### Objective
Put the lines of every item below into a numbered list, skipping any blank lines. Leave the pictures out of your answer.

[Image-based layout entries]

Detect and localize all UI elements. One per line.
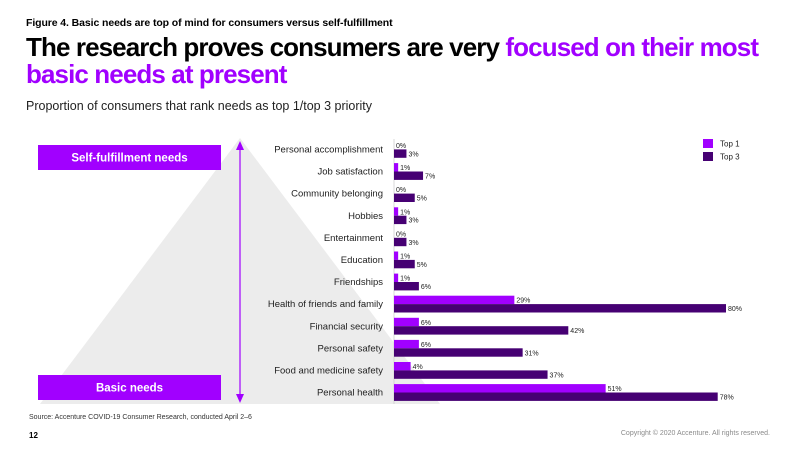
bar-top3 — [394, 370, 548, 379]
data-label-top1: 4% — [413, 364, 423, 371]
bar-top3 — [394, 237, 407, 247]
data-label-top3: 37% — [550, 372, 564, 379]
data-label-top3: 3% — [408, 151, 418, 158]
bar-top3 — [394, 348, 523, 357]
data-label-top1: 6% — [421, 342, 431, 349]
category-label: Food and medicine safety — [274, 366, 383, 377]
category-label: Education — [341, 255, 383, 266]
legend-label-top3: Top 3 — [720, 153, 740, 162]
data-label-top3: 7% — [425, 174, 435, 181]
category-label: Personal safety — [318, 343, 384, 354]
source-note: Source: Accenture COVID-19 Consumer Rese… — [29, 414, 252, 421]
data-label-top3: 5% — [417, 262, 427, 269]
bar-top3 — [394, 215, 407, 225]
data-label-top3: 42% — [570, 328, 584, 335]
category-label: Entertainment — [324, 233, 384, 244]
data-label-top1: 1% — [400, 165, 410, 172]
data-label-top3: 5% — [417, 196, 427, 203]
data-label-top1: 6% — [421, 320, 431, 327]
bar-top3 — [394, 326, 569, 335]
legend-swatch-top3 — [703, 152, 713, 161]
bar-top1 — [394, 384, 606, 393]
category-label: Health of friends and family — [268, 299, 383, 310]
bar-top3 — [394, 282, 419, 291]
bar-top1 — [394, 251, 399, 260]
bottom-label-box — [38, 375, 221, 400]
category-label: Financial security — [310, 321, 384, 332]
bar-top1 — [394, 317, 419, 327]
bar-top1 — [394, 362, 411, 371]
data-label-top3: 80% — [728, 306, 742, 313]
category-label: Personal health — [317, 388, 383, 399]
headline-accent: focused on their most basic needs at pre… — [26, 32, 759, 89]
data-label-top1: 0% — [396, 143, 406, 150]
bottom-label-text: Basic needs — [96, 383, 163, 395]
data-label-top1: 0% — [396, 231, 406, 238]
data-label-top1: 51% — [608, 386, 622, 393]
chart-subtitle: Proportion of consumers that rank needs … — [26, 99, 373, 113]
bar-top1 — [394, 295, 515, 305]
data-label-top1: 1% — [400, 276, 410, 283]
legend-label-top1: Top 1 — [720, 140, 740, 149]
category-label: Community belonging — [291, 189, 383, 200]
top-label-box — [38, 145, 221, 170]
bar-top3 — [394, 193, 415, 202]
bar-top3 — [394, 259, 415, 269]
bar-top1 — [394, 339, 419, 349]
bar-top3 — [394, 304, 726, 313]
headline-text: The research proves consumers are very — [26, 32, 506, 62]
bar-top3 — [394, 392, 718, 401]
data-label-top3: 3% — [408, 218, 418, 225]
page-number: 12 — [29, 431, 38, 440]
bar-top3 — [394, 149, 407, 158]
top-label-text: Self-fulfillment needs — [71, 153, 187, 165]
legend-swatch-top1 — [703, 139, 713, 148]
data-label-top1: 1% — [400, 254, 410, 261]
data-label-top3: 78% — [720, 395, 734, 402]
data-label-top1: 0% — [396, 187, 406, 194]
category-label: Job satisfaction — [318, 167, 383, 178]
arrow-down-head — [236, 394, 244, 403]
copyright-note: Copyright © 2020 Accenture. All rights r… — [620, 430, 770, 437]
data-label-top3: 6% — [421, 284, 431, 291]
category-label: Friendships — [334, 277, 383, 288]
data-label-top3: 31% — [525, 350, 539, 357]
data-label-top3: 3% — [408, 240, 418, 247]
data-label-top1: 1% — [400, 209, 410, 216]
headline: The research proves consumers are very f… — [26, 34, 786, 88]
bar-top3 — [394, 171, 424, 180]
bar-top1 — [394, 163, 399, 172]
arrow-up-head — [236, 141, 244, 150]
needs-chart: Self-fulfillment needs Basic needs Persona… — [38, 138, 742, 404]
data-label-top1: 29% — [516, 298, 530, 305]
figure-label: Figure 4. Basic needs are top of mind fo… — [26, 17, 393, 29]
category-label: Hobbies — [348, 211, 383, 222]
bar-top1 — [394, 273, 399, 282]
bar-top1 — [394, 207, 399, 216]
category-label: Personal accomplishment — [274, 145, 383, 156]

### Correct answer
1. Detect and localize all UI elements. One per line.
2. bar-top3 — [394, 370, 548, 379]
3. data-label-top1: 4% — [413, 364, 423, 371]
4. bar-top3 — [394, 237, 407, 247]
5. data-label-top3: 37% — [550, 372, 564, 379]
6. data-label-top3: 3% — [408, 151, 418, 158]
7. bar-top3 — [394, 348, 523, 357]
8. data-label-top1: 6% — [421, 342, 431, 349]
9. category-label: Food and medicine safety — [274, 366, 383, 377]
10. category-label: Education — [341, 255, 383, 266]
11. legend-label-top3: Top 3 — [720, 153, 740, 162]
12. data-label-top3: 7% — [425, 174, 435, 181]
13. category-label: Personal safety — [318, 343, 384, 354]
14. source-note: Source: Accenture COVID-19 Consumer Rese… — [29, 414, 252, 421]
15. data-label-top3: 5% — [417, 262, 427, 269]
16. bar-top3 — [394, 215, 407, 225]
17. data-label-top3: 42% — [570, 328, 584, 335]
18. category-label: Entertainment — [324, 233, 384, 244]
19. data-label-top1: 1% — [400, 165, 410, 172]
20. data-label-top3: 5% — [417, 196, 427, 203]
21. data-label-top1: 6% — [421, 320, 431, 327]
22. bar-top3 — [394, 326, 569, 335]
23. legend-swatch-top3 — [703, 152, 713, 161]
24. bar-top1 — [394, 384, 606, 393]
25. category-label: Health of friends and family — [268, 299, 383, 310]
26. bar-top3 — [394, 282, 419, 291]
27. bar-top1 — [394, 251, 399, 260]
28. bottom-label-box — [38, 375, 221, 400]
29. category-label: Financial security — [310, 321, 384, 332]
30. bar-top1 — [394, 317, 419, 327]
31. bar-top1 — [394, 362, 411, 371]
32. data-label-top3: 80% — [728, 306, 742, 313]
33. category-label: Personal health — [317, 388, 383, 399]
34. headline-accent: focused on their most basic needs at pre… — [26, 32, 759, 89]
35. data-label-top1: 0% — [396, 143, 406, 150]
36. bottom-label-text: Basic needs — [96, 383, 163, 395]
37. data-label-top1: 0% — [396, 231, 406, 238]
38. data-label-top1: 51% — [608, 386, 622, 393]
39. chart-subtitle: Proportion of consumers that rank needs … — [26, 99, 373, 113]
40. bar-top1 — [394, 295, 515, 305]
41. data-label-top1: 1% — [400, 276, 410, 283]
42. legend-label-top1: Top 1 — [720, 140, 740, 149]
43. category-label: Community belonging — [291, 189, 383, 200]
44. top-label-box — [38, 145, 221, 170]
45. bar-top3 — [394, 193, 415, 202]
46. bar-top3 — [394, 259, 415, 269]
47. bar-top1 — [394, 339, 419, 349]
48. bar-top3 — [394, 304, 726, 313]
49. headline-text: The research proves consumers are very — [26, 32, 506, 62]
50. bar-top3 — [394, 392, 718, 401]
51. data-label-top3: 3% — [408, 218, 418, 225]
52. page-number: 12 — [29, 431, 38, 440]
53. bar-top3 — [394, 149, 407, 158]
54. top-label-text: Self-fulfillment needs — [71, 153, 187, 165]
55. legend-swatch-top1 — [703, 139, 713, 148]
56. data-label-top1: 1% — [400, 254, 410, 261]
57. data-label-top3: 78% — [720, 395, 734, 402]
58. data-label-top1: 0% — [396, 187, 406, 194]
59. category-label: Job satisfaction — [318, 167, 383, 178]
60. arrow-down-head — [236, 394, 244, 403]
61. copyright-note: Copyright © 2020 Accenture. All rights r… — [620, 430, 770, 437]
62. data-label-top3: 6% — [421, 284, 431, 291]
63. category-label: Friendships — [334, 277, 383, 288]
64. data-label-top3: 31% — [525, 350, 539, 357]
65. data-label-top3: 3% — [408, 240, 418, 247]
66. data-label-top1: 1% — [400, 209, 410, 216]
67. headline: The research proves consumers are very f… — [26, 34, 786, 88]
68. bar-top3 — [394, 171, 424, 180]
69. bar-top1 — [394, 163, 399, 172]
70. arrow-up-head — [236, 141, 244, 150]
71. needs-chart: Self-fulfillment needs Basic needs Persona… — [38, 138, 742, 404]
72. data-label-top1: 29% — [516, 298, 530, 305]
73. figure-label: Figure 4. Basic needs are top of mind fo… — [26, 17, 393, 29]
74. category-label: Hobbies — [348, 211, 383, 222]
75. bar-top1 — [394, 273, 399, 282]
76. bar-top1 — [394, 207, 399, 216]
77. category-label: Personal accomplishment — [274, 145, 383, 156]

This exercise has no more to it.